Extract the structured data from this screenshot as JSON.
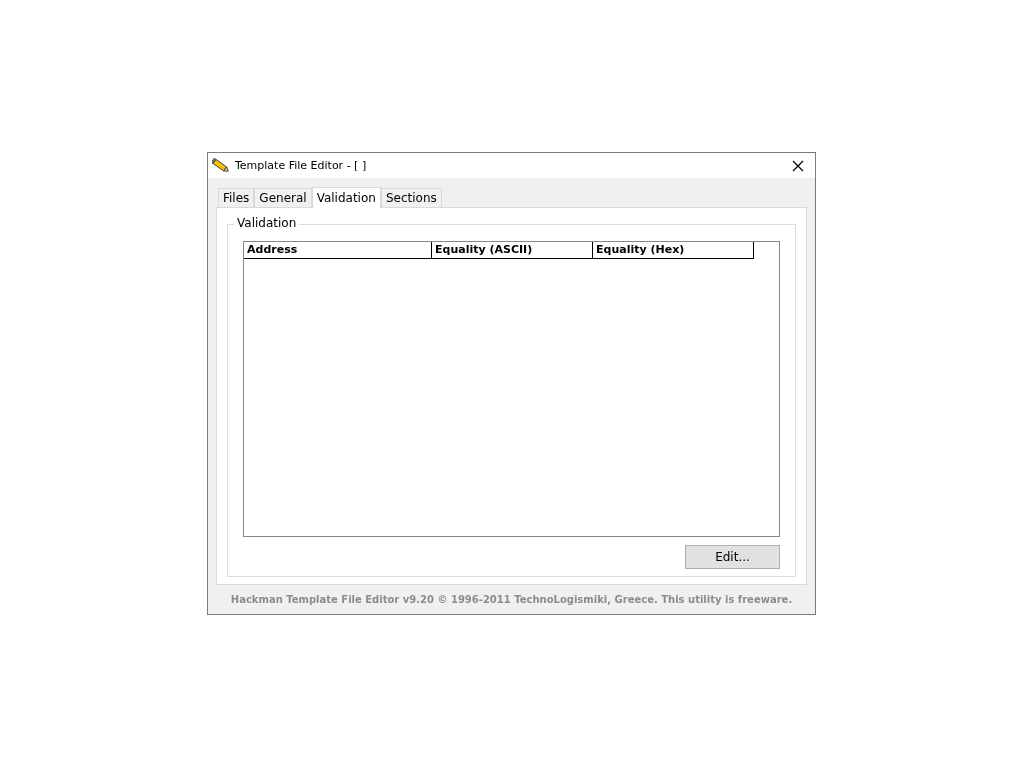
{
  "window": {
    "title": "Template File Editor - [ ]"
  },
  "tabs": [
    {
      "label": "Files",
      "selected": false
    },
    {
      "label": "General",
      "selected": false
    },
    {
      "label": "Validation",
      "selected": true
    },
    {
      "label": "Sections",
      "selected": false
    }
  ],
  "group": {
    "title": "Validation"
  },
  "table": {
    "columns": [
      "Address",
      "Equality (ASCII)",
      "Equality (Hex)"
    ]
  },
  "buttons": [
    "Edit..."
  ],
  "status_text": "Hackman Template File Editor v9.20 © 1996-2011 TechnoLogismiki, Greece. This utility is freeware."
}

THE TASK
Set down every record once more, word for word, without pictures.

EXERCISE OUTPUT
Extract the structured data from this screenshot as JSON.
{
  "window": {
    "title": "Template File Editor - [ ]"
  },
  "tabs": [
    {
      "label": "Files",
      "selected": false
    },
    {
      "label": "General",
      "selected": false
    },
    {
      "label": "Validation",
      "selected": true
    },
    {
      "label": "Sections",
      "selected": false
    }
  ],
  "group": {
    "title": "Validation"
  },
  "table": {
    "columns": [
      "Address",
      "Equality (ASCII)",
      "Equality (Hex)"
    ]
  },
  "buttons": [
    "Edit..."
  ],
  "status_text": "Hackman Template File Editor v9.20 © 1996-2011 TechnoLogismiki, Greece. This utility is freeware."
}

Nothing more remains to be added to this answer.